— START —

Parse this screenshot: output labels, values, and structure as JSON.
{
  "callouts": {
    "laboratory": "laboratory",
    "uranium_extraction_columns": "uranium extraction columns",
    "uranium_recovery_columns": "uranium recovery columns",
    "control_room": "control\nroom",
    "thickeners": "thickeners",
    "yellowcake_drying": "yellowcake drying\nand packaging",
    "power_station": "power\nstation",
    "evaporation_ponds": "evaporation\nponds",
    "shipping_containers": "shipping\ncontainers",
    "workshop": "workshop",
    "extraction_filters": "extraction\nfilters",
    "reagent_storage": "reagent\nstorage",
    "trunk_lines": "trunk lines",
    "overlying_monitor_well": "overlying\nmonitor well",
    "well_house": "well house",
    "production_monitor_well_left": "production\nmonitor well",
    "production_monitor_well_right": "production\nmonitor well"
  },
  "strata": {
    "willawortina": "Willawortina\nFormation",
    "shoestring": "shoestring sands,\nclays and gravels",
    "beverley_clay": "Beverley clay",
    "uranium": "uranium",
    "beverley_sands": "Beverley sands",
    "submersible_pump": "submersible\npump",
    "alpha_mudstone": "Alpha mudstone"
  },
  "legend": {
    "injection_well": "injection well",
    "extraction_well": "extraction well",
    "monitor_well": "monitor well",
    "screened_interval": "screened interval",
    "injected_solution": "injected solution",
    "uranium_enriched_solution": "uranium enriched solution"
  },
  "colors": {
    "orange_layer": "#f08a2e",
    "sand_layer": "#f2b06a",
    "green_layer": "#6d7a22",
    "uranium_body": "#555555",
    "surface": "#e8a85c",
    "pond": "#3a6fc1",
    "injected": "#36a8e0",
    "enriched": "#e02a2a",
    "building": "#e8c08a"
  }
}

— END —

Scan the entries above for the word "nmonitor" and collect each line holding it.

● RESULT
    "overlying_monitor_well": "overlying\nmonitor well",
    "production_monitor_well_left": "production\nmonitor well",
    "production_monitor_well_right": "production\nmonitor well"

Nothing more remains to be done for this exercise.